>> start Working data

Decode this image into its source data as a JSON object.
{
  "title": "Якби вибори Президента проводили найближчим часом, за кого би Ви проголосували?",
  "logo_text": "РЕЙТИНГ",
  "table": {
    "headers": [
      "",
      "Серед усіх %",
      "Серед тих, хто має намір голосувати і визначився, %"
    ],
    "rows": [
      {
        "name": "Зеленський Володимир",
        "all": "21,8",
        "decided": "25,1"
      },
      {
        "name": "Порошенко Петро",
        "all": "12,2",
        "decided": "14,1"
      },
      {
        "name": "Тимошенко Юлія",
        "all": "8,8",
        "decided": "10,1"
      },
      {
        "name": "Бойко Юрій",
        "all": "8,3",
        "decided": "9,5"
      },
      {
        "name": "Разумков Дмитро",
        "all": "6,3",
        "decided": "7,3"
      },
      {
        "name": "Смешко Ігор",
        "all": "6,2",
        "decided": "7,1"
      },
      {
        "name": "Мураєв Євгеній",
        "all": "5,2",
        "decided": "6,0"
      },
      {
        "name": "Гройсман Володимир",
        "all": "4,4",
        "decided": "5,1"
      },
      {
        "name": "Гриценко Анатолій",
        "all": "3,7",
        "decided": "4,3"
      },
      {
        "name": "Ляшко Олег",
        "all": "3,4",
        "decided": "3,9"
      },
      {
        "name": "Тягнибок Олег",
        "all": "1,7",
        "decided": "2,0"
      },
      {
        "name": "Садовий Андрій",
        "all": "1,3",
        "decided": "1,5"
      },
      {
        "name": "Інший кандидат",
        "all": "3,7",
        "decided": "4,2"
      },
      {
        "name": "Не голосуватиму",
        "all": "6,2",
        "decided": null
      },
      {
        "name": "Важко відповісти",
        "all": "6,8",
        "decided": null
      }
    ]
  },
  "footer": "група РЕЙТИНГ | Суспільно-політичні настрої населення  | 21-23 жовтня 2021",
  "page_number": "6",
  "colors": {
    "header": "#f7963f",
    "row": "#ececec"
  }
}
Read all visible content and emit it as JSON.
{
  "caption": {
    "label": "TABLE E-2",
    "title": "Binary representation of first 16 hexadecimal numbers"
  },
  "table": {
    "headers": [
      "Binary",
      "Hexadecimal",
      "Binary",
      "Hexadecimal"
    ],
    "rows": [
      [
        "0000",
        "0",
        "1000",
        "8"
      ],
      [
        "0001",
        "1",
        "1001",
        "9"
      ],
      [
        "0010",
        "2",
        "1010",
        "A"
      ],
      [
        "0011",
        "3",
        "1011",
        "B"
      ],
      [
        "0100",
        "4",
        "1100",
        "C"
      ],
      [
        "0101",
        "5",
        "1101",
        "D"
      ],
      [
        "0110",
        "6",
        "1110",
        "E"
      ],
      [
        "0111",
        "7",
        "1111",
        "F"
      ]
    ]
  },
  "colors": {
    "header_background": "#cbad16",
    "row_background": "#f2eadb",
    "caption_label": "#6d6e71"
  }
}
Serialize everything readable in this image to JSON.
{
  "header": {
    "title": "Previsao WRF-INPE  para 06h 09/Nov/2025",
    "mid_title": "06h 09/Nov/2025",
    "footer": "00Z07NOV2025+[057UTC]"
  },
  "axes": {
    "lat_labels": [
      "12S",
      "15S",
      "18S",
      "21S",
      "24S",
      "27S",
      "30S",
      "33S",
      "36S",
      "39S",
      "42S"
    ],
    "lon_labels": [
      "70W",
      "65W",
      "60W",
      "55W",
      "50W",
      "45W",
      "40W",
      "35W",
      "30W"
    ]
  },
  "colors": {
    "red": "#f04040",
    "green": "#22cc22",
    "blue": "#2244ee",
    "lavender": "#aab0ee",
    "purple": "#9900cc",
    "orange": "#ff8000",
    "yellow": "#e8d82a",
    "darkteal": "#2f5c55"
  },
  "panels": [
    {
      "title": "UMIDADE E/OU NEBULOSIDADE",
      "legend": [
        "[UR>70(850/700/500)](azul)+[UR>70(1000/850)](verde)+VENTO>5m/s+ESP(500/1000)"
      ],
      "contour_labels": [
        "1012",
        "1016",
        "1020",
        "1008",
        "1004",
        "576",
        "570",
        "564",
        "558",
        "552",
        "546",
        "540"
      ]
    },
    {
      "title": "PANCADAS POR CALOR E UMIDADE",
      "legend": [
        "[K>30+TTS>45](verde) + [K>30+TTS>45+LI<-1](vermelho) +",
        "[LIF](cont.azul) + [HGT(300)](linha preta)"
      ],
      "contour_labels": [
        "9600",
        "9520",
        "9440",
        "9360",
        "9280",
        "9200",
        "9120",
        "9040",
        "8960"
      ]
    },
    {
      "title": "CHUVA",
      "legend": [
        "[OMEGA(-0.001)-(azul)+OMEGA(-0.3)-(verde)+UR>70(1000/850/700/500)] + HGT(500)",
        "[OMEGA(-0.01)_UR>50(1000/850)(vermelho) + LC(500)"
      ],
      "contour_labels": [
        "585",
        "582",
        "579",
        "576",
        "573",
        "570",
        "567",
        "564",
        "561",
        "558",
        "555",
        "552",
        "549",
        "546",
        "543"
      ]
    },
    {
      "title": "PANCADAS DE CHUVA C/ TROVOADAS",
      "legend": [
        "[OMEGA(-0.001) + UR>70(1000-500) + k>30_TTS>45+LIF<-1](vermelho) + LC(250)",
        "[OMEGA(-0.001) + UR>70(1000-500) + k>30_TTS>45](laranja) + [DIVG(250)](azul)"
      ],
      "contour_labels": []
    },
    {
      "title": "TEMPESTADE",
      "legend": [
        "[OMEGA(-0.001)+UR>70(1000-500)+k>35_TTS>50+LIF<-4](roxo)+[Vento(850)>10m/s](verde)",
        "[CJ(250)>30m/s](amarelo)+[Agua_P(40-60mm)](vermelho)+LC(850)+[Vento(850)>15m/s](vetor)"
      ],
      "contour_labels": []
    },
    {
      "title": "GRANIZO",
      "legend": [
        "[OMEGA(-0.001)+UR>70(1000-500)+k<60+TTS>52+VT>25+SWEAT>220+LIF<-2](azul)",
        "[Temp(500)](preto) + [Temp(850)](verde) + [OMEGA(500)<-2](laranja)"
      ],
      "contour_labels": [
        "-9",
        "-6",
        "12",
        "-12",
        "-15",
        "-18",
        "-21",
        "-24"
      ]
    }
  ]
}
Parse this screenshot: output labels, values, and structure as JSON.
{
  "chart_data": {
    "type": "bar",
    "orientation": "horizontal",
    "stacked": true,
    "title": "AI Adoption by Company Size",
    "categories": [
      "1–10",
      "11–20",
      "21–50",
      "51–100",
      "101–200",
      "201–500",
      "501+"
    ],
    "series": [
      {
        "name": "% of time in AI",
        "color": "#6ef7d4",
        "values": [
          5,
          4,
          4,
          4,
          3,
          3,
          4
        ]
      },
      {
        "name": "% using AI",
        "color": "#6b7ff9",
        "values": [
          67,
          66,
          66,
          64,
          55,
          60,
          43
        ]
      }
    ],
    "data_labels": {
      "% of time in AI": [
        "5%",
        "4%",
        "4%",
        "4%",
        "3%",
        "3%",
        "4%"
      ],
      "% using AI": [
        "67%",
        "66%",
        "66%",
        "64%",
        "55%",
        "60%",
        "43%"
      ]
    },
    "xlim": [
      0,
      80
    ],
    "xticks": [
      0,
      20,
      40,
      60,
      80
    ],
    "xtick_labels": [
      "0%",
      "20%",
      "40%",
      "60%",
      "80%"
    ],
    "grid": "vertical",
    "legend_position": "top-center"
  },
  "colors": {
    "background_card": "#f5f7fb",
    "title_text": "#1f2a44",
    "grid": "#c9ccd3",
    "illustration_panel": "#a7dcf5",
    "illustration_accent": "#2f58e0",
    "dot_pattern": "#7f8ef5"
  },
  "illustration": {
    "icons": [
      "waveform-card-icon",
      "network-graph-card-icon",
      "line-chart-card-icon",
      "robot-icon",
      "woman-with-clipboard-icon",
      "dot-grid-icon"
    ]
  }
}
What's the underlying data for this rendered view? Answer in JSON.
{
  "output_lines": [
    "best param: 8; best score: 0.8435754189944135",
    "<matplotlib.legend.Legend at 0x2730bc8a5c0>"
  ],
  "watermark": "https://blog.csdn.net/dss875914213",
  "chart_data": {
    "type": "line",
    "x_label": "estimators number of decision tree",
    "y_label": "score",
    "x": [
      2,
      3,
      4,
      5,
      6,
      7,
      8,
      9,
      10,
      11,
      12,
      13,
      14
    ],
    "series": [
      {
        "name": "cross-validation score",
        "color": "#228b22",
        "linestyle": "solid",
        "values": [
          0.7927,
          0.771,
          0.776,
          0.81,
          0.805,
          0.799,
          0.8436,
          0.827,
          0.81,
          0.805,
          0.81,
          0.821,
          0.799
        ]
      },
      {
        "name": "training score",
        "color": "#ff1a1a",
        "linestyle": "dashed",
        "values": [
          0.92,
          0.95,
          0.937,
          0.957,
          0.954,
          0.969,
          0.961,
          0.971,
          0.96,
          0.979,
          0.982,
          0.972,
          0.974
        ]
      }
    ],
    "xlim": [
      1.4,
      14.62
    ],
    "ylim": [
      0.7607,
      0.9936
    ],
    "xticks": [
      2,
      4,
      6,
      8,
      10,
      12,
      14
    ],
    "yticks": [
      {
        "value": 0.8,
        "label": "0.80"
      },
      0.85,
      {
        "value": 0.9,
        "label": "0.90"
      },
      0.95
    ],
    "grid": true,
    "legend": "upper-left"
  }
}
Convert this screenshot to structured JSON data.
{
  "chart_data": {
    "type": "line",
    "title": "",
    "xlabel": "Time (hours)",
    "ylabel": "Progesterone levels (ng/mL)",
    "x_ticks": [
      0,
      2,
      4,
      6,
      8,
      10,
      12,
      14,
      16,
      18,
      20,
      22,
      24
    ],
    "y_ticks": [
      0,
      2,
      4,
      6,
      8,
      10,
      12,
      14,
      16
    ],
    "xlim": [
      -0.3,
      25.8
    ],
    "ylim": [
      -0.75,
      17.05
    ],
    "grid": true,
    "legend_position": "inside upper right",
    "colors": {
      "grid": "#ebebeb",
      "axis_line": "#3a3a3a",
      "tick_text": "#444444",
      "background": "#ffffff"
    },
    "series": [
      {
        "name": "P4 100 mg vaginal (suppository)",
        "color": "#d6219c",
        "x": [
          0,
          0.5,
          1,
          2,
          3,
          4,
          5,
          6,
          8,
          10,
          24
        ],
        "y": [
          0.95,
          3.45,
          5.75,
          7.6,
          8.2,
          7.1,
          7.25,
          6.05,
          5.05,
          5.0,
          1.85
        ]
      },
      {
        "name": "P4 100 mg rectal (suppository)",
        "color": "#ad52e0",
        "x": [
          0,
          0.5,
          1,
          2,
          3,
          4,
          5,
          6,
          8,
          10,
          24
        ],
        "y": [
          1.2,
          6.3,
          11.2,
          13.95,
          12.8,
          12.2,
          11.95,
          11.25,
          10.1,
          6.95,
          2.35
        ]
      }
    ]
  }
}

>> end Working data

**Job**
Within the data above, pick out all lines holding the word "score".

**Exercise answer**
    "best param: 8; best score: 0.8435754189944135",
    "y_label": "score",
        "name": "cross-validation score",
        "name": "training score",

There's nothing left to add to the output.